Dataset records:
§
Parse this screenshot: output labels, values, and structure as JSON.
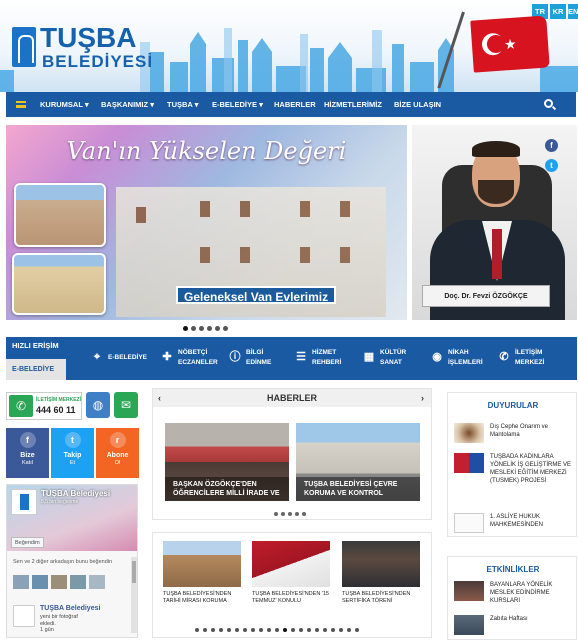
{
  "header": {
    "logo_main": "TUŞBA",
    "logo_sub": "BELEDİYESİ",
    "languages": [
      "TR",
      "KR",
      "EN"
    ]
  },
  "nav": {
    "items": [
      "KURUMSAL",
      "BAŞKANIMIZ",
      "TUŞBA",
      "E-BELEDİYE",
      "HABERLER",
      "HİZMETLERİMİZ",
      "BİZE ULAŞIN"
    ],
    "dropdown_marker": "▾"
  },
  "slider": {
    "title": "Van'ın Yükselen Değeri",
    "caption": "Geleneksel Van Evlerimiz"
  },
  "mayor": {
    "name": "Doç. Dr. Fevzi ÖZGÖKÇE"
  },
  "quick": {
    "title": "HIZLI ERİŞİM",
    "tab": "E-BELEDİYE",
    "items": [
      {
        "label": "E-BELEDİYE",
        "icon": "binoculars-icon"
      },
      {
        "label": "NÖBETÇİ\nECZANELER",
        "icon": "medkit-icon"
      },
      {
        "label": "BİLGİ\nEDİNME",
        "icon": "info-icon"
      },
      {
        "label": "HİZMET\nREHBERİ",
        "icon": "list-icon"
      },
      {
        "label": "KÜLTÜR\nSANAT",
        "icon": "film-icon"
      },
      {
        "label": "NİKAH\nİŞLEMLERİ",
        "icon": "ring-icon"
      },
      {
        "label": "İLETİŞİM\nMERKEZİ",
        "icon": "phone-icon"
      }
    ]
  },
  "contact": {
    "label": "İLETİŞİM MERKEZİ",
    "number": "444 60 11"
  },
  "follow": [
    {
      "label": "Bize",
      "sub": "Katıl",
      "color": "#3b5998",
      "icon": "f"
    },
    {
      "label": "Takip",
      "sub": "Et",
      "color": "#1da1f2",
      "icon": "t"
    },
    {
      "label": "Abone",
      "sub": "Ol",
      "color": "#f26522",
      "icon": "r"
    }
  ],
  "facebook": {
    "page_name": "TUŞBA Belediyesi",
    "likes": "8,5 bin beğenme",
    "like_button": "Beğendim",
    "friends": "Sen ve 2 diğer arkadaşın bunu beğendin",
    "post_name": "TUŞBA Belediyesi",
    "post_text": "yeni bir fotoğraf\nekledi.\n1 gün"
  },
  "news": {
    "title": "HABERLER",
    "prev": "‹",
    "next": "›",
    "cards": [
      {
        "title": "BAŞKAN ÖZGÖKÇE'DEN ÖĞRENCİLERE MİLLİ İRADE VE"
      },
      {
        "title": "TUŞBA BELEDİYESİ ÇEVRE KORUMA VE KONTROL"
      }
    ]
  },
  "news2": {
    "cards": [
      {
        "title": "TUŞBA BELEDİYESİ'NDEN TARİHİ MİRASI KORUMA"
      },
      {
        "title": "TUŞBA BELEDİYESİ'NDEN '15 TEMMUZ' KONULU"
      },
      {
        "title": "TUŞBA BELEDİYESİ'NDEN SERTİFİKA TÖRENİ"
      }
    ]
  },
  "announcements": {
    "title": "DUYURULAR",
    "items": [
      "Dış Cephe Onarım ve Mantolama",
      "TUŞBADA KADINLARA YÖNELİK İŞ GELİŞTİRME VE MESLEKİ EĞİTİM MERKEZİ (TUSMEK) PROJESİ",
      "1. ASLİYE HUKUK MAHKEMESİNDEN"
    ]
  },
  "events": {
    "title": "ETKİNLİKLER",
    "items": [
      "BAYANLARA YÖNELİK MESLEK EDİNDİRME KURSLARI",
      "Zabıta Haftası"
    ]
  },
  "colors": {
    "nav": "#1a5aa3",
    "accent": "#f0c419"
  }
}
§
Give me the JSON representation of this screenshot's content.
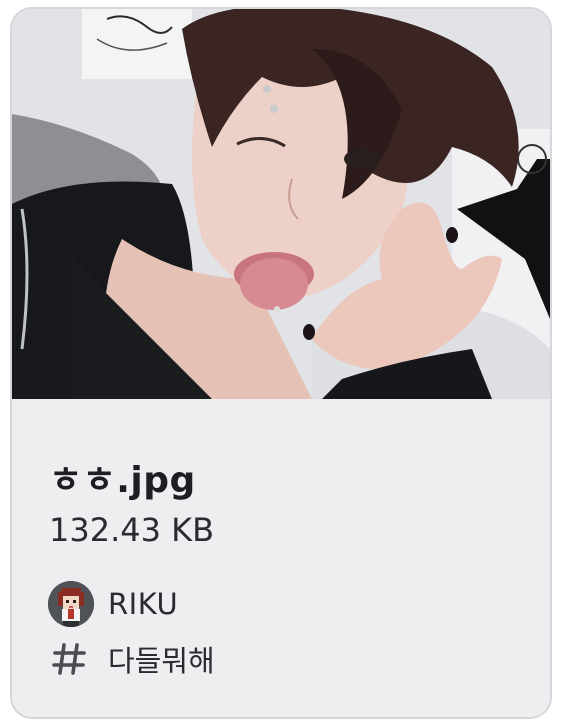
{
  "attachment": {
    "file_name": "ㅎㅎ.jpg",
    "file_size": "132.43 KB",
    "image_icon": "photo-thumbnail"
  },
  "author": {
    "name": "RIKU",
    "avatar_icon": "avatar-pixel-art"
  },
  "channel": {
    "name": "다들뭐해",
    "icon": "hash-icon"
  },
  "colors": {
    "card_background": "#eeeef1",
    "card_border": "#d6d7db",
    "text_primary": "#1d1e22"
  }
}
§
**TASK REQUIREMENTS**
Look through the listing above and count the lines where the string "KORUMA" appears. Report the number only.

**FULL SOLUTION**
2